> **What the task requires**:
From the listing below, extract each entry exactly as written, minus the images.

■ ■ ■

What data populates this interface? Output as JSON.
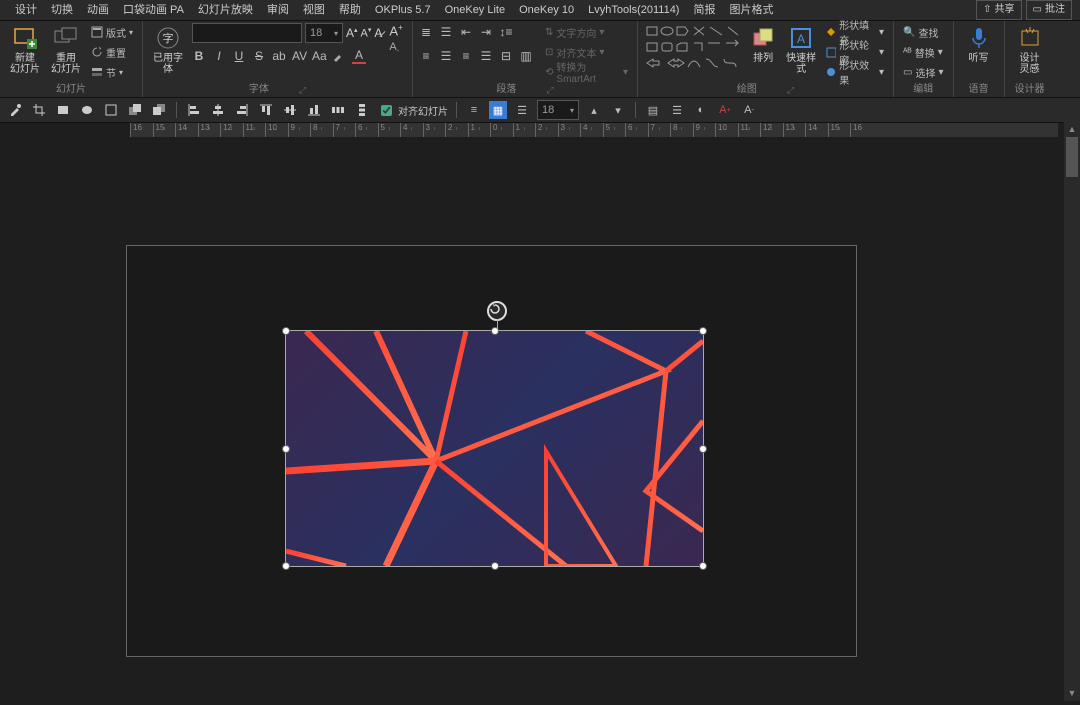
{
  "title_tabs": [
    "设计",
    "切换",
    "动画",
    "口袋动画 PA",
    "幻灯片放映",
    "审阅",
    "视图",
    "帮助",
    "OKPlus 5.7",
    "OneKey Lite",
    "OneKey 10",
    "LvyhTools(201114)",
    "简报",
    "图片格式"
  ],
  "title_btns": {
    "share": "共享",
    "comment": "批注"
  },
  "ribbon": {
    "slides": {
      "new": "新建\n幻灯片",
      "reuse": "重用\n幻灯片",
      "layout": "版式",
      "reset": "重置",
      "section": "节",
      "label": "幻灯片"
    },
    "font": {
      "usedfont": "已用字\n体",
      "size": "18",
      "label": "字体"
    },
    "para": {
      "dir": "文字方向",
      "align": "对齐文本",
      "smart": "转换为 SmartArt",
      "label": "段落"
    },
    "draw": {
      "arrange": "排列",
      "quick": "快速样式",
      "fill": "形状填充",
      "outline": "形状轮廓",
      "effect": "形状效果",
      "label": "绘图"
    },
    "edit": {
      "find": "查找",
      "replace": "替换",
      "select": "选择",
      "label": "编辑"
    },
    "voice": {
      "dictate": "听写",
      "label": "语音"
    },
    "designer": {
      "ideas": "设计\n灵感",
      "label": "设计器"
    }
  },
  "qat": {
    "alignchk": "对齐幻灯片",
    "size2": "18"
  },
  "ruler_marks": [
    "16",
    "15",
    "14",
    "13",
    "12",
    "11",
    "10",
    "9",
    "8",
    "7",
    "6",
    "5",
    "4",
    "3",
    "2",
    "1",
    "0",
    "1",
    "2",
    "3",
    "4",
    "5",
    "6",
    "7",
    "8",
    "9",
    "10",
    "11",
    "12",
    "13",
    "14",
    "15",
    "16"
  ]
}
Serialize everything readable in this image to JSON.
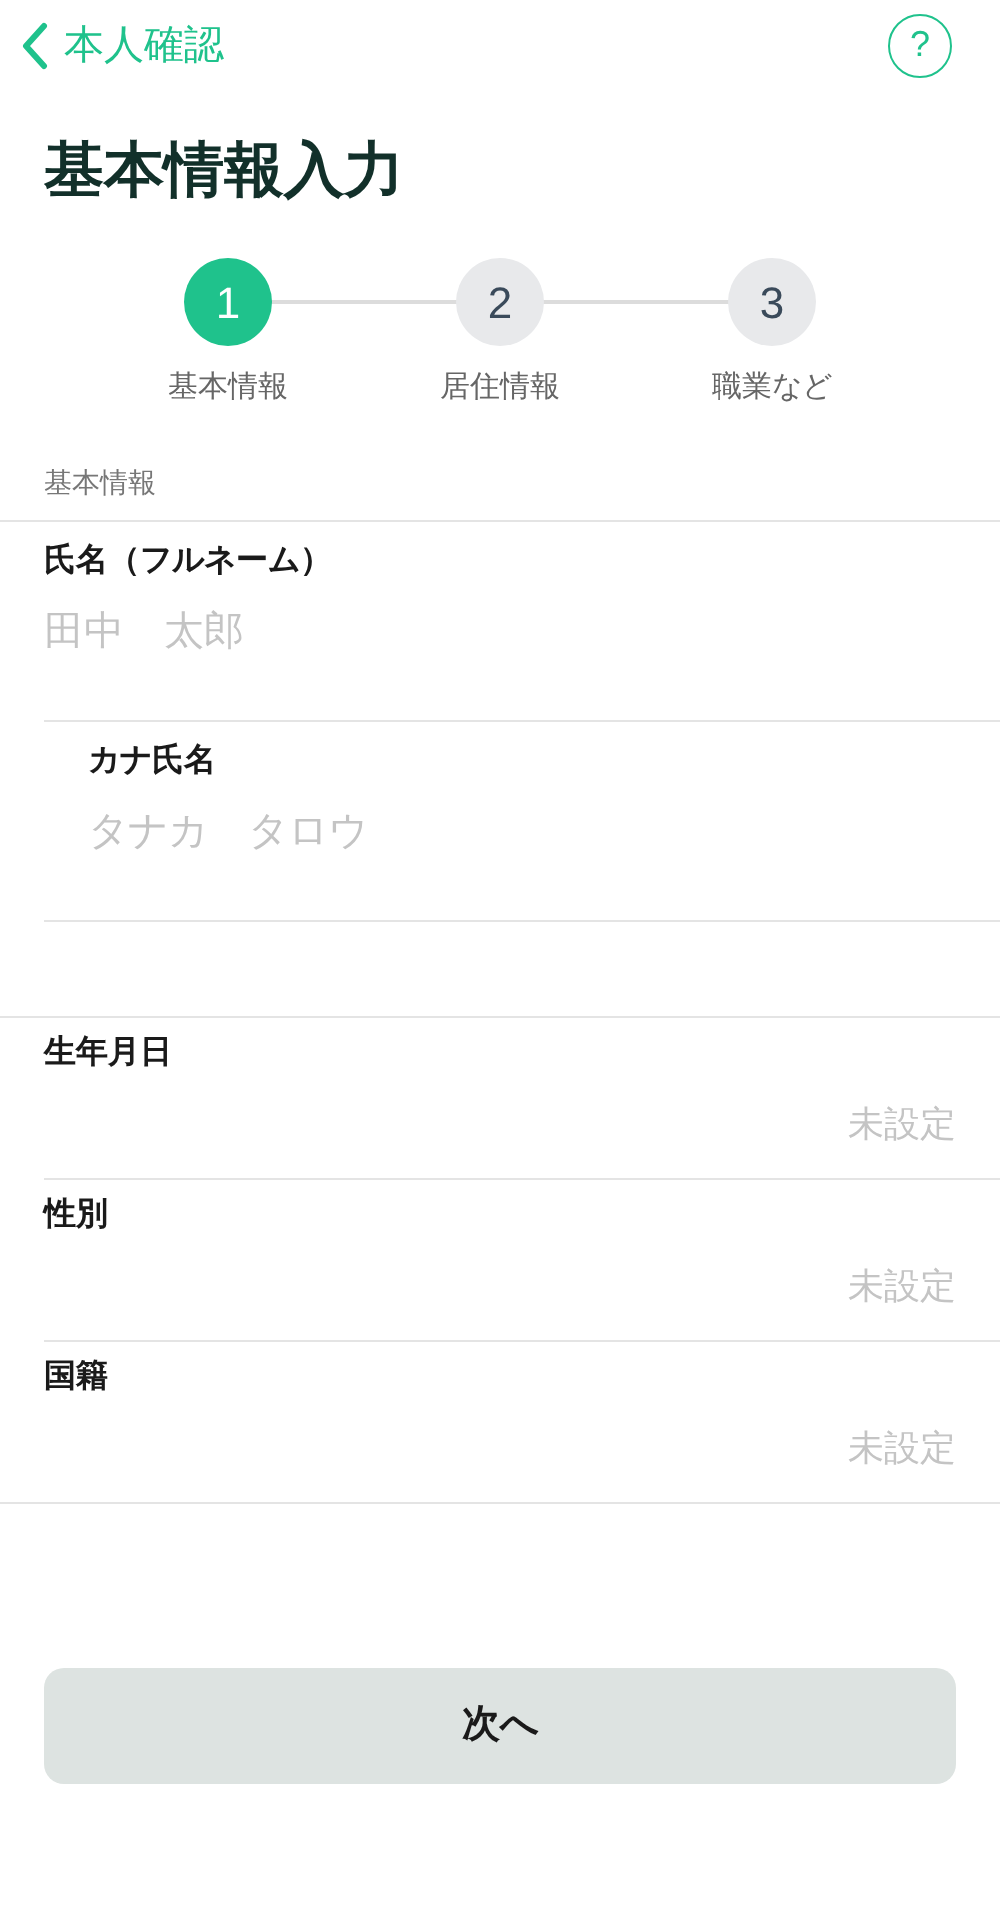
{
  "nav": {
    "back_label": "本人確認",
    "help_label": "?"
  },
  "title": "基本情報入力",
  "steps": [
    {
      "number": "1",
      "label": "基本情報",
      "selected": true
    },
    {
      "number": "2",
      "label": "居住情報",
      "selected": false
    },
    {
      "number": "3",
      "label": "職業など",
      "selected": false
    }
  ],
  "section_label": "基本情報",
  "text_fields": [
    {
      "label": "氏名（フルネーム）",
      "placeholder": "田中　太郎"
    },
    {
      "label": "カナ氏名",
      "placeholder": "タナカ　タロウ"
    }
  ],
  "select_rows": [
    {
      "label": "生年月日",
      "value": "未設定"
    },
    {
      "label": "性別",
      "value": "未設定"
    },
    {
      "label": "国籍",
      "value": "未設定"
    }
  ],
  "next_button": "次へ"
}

■ ■ ■

> **Exercise output**:
What data populates this interface? Output as JSON.
{
  "title_tabs": [
    "设计",
    "切换",
    "动画",
    "口袋动画 PA",
    "幻灯片放映",
    "审阅",
    "视图",
    "帮助",
    "OKPlus 5.7",
    "OneKey Lite",
    "OneKey 10",
    "LvyhTools(201114)",
    "简报",
    "图片格式"
  ],
  "title_btns": {
    "share": "共享",
    "comment": "批注"
  },
  "ribbon": {
    "slides": {
      "new": "新建\n幻灯片",
      "reuse": "重用\n幻灯片",
      "layout": "版式",
      "reset": "重置",
      "section": "节",
      "label": "幻灯片"
    },
    "font": {
      "usedfont": "已用字\n体",
      "size": "18",
      "label": "字体"
    },
    "para": {
      "dir": "文字方向",
      "align": "对齐文本",
      "smart": "转换为 SmartArt",
      "label": "段落"
    },
    "draw": {
      "arrange": "排列",
      "quick": "快速样式",
      "fill": "形状填充",
      "outline": "形状轮廓",
      "effect": "形状效果",
      "label": "绘图"
    },
    "edit": {
      "find": "查找",
      "replace": "替换",
      "select": "选择",
      "label": "编辑"
    },
    "voice": {
      "dictate": "听写",
      "label": "语音"
    },
    "designer": {
      "ideas": "设计\n灵感",
      "label": "设计器"
    }
  },
  "qat": {
    "alignchk": "对齐幻灯片",
    "size2": "18"
  },
  "ruler_marks": [
    "16",
    "15",
    "14",
    "13",
    "12",
    "11",
    "10",
    "9",
    "8",
    "7",
    "6",
    "5",
    "4",
    "3",
    "2",
    "1",
    "0",
    "1",
    "2",
    "3",
    "4",
    "5",
    "6",
    "7",
    "8",
    "9",
    "10",
    "11",
    "12",
    "13",
    "14",
    "15",
    "16"
  ]
}
Serialize everything readable in this image to JSON.
{
  "nav": {
    "back_label": "本人確認",
    "help_label": "?"
  },
  "title": "基本情報入力",
  "steps": [
    {
      "number": "1",
      "label": "基本情報",
      "selected": true
    },
    {
      "number": "2",
      "label": "居住情報",
      "selected": false
    },
    {
      "number": "3",
      "label": "職業など",
      "selected": false
    }
  ],
  "section_label": "基本情報",
  "text_fields": [
    {
      "label": "氏名（フルネーム）",
      "placeholder": "田中　太郎"
    },
    {
      "label": "カナ氏名",
      "placeholder": "タナカ　タロウ"
    }
  ],
  "select_rows": [
    {
      "label": "生年月日",
      "value": "未設定"
    },
    {
      "label": "性別",
      "value": "未設定"
    },
    {
      "label": "国籍",
      "value": "未設定"
    }
  ],
  "next_button": "次へ"
}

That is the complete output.